- _GOAL_
Set out each line from the following listing that includes the word "this".

[Collected data entries]
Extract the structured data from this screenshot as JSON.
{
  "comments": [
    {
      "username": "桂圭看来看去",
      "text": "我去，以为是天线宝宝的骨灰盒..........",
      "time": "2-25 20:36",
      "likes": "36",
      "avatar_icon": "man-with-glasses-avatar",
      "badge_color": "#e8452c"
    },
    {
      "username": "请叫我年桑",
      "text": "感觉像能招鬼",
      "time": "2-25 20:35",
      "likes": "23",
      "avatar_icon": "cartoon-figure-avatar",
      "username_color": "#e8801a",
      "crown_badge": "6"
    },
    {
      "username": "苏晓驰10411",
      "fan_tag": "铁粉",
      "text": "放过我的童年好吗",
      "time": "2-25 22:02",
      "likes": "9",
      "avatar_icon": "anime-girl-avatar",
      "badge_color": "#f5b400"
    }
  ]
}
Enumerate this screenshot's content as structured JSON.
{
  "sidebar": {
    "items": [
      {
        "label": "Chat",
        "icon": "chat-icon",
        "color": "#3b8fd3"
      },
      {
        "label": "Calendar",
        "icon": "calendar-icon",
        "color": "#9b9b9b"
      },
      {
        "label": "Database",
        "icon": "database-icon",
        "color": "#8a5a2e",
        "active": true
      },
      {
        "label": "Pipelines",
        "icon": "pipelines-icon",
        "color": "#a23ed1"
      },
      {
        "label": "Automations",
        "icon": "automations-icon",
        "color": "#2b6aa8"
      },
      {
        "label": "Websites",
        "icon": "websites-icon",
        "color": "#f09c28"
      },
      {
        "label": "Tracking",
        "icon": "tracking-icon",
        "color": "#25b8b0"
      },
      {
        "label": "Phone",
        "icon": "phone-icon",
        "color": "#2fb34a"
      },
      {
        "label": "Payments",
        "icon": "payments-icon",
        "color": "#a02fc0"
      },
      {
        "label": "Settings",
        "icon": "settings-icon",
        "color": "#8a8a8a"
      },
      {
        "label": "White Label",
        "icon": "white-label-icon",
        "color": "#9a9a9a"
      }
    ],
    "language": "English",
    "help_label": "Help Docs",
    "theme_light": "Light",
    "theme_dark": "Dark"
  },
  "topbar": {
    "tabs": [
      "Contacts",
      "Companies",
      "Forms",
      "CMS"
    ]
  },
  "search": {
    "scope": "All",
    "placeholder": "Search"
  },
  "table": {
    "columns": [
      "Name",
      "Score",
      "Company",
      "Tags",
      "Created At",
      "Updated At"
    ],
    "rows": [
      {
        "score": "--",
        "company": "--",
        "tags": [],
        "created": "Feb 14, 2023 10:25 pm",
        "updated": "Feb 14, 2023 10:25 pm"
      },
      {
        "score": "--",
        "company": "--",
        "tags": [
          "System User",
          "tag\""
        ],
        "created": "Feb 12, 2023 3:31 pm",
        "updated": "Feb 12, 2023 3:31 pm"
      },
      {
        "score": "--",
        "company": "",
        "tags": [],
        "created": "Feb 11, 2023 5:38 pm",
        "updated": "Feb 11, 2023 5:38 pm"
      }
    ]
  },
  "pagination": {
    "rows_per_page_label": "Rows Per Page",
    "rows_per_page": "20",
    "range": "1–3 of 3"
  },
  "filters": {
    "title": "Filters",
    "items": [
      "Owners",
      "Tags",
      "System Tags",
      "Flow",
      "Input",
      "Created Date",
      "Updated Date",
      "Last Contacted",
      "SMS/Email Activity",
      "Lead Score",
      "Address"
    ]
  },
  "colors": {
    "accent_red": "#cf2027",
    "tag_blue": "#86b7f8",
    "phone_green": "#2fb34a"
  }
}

- _EXERCISE SOLUTION_
Extract the structured data from this screenshot as JSON.
Enumerate this screenshot's content as structured JSON.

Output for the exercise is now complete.